* **Exercise**
State how many lines of the entries hold the string "tương", and output nothing but that count.

-- start of Material for this task --

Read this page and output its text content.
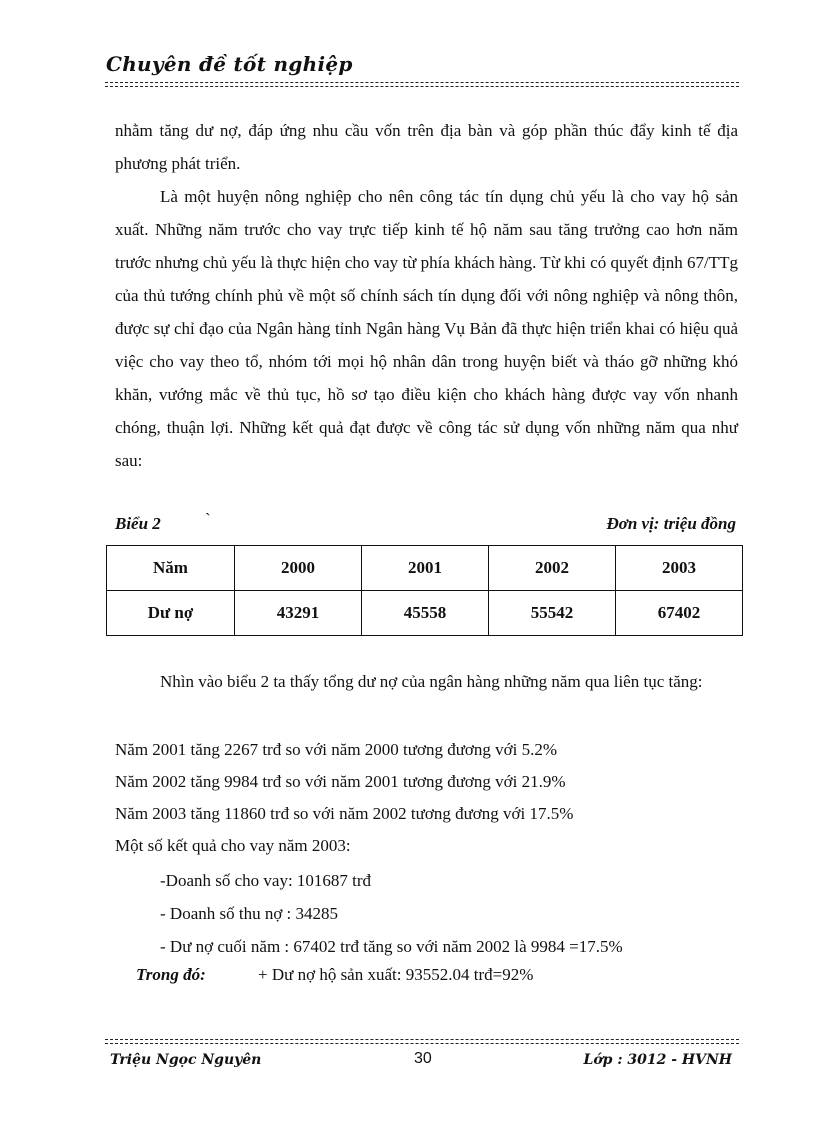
Chuyên đề tốt nghiệp

nhằm tăng dư nợ, đáp ứng nhu cầu vốn trên địa bàn và góp phần thúc đẩy kinh tế địa phương phát triển.

Là một huyện nông nghiệp cho nên công tác tín dụng chủ yếu là cho vay hộ sản xuất. Những năm trước cho vay trực tiếp kinh tế hộ năm sau tăng trưởng cao hơn năm trước nhưng chủ yếu là thực hiện cho vay từ phía khách hàng. Từ khi có quyết định 67/TTg của thủ tướng chính phủ về một số chính sách tín dụng đối với nông nghiệp và nông thôn, được sự chỉ đạo của Ngân hàng tỉnh Ngân hàng Vụ Bản đã thực hiện triển khai có hiệu quả việc cho vay theo tổ, nhóm tới mọi hộ nhân dân trong huyện biết và tháo gỡ những khó khăn, vướng mắc về thủ tục, hồ sơ tạo điều kiện cho khách hàng được vay vốn nhanh chóng, thuận lợi. Những kết quả đạt được về công tác sử dụng vốn những năm qua như sau:

Biểu 2	`	Đơn vị: triệu đồng
Năm	2000	2001	2002	2003
Dư nợ	43291	45558	55542	67402

Nhìn vào biểu 2 ta thấy tổng dư nợ của ngân hàng những năm qua liên tục tăng:

Năm 2001 tăng 2267 trđ so với năm 2000 tương đương với 5.2%
Năm 2002 tăng 9984 trđ so với năm 2001 tương đương với 21.9%
Năm 2003 tăng 11860 trđ so với năm 2002 tương đương với 17.5%
Một số kết quả cho vay năm 2003:
-Doanh số cho vay: 101687 trđ
- Doanh số thu nợ : 34285
- Dư nợ cuối năm : 67402 trđ tăng so với năm 2002 là 9984 =17.5%
Trong đó:	+ Dư nợ hộ sản xuất: 93552.04 trđ=92%
Triệu Ngọc Nguyên	30	Lớp : 3012 - HVNH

-- end of Material for this task --

* **Exercise result**
3